**EXERCISE REQUIREMENTS**
Copy every line of the data that includes the string "Ratio".

========================

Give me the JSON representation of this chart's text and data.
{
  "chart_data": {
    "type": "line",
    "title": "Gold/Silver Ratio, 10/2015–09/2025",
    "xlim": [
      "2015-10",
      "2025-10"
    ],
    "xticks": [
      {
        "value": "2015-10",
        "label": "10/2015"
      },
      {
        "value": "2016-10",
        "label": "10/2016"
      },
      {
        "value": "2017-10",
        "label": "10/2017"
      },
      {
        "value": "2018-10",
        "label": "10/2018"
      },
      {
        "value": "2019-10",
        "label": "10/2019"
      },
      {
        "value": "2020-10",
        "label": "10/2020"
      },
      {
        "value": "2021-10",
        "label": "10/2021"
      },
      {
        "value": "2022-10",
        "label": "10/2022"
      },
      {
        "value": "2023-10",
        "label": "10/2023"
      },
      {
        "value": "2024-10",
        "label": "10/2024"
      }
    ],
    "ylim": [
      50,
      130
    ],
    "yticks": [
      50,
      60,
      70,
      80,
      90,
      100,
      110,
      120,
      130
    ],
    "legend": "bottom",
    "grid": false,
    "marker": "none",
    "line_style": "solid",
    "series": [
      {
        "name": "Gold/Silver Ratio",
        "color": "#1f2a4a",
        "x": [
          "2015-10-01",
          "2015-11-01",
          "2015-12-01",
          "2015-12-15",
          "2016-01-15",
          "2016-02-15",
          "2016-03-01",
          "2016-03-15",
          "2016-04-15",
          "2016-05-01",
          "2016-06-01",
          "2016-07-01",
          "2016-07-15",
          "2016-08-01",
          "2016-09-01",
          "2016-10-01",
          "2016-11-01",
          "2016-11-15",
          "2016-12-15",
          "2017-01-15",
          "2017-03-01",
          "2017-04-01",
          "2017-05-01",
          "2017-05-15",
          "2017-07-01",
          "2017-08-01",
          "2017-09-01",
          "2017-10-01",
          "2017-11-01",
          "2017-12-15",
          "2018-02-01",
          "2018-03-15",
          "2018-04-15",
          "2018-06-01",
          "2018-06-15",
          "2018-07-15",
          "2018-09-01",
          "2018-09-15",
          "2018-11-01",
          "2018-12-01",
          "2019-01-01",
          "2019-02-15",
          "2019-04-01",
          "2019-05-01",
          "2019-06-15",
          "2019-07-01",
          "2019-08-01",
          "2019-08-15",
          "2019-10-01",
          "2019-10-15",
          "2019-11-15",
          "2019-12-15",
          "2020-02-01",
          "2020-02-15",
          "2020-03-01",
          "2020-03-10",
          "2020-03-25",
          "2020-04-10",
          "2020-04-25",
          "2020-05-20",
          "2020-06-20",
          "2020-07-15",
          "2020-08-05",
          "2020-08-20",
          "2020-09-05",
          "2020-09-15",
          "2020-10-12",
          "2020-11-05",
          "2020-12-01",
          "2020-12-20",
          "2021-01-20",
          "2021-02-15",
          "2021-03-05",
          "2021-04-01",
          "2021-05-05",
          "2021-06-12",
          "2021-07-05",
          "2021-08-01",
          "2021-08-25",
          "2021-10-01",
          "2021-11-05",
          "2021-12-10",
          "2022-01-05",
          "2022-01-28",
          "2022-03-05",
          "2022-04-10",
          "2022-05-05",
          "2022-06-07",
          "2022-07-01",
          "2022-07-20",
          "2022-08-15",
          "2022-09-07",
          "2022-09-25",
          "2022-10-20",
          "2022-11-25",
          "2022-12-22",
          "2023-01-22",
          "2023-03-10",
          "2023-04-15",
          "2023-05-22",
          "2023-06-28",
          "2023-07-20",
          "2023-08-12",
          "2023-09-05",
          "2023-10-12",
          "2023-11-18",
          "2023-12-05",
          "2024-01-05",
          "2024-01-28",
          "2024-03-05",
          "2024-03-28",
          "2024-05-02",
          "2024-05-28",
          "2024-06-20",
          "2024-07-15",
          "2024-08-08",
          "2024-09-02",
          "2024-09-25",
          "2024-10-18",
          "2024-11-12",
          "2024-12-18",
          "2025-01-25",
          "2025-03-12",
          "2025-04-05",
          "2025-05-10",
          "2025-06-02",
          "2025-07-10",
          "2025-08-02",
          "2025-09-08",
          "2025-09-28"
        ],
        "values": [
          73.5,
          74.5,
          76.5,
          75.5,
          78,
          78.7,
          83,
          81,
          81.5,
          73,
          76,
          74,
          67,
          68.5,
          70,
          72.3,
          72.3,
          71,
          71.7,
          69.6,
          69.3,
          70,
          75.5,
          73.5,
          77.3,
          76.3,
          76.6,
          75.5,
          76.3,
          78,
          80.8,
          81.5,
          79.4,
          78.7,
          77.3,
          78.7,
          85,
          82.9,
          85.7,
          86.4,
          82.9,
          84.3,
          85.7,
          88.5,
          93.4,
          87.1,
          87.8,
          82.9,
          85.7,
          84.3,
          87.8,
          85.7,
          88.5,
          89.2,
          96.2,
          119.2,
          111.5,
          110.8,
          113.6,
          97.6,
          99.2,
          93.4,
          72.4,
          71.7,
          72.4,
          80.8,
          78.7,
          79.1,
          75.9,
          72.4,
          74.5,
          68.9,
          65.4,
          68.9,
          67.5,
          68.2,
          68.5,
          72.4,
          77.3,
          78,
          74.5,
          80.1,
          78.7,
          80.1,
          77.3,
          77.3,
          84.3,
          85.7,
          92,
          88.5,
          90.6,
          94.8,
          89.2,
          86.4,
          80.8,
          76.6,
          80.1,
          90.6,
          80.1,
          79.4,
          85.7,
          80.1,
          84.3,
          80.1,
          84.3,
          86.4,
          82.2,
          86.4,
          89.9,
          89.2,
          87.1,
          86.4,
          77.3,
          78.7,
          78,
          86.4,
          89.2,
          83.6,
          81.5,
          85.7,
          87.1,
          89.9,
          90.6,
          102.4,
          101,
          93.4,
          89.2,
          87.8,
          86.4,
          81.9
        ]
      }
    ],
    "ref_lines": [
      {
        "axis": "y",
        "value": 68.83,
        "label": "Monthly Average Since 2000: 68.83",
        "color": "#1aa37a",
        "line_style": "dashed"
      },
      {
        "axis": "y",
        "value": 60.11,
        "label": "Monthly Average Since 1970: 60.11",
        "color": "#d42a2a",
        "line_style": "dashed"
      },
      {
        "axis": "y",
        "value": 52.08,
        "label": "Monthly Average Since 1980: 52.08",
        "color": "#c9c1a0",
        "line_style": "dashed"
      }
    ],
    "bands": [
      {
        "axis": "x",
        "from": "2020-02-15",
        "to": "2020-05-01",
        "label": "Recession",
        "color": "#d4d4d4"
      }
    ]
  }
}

========================

**REPLY**
    "title": "Gold/Silver Ratio, 10/2015–09/2025",
        "name": "Gold/Silver Ratio",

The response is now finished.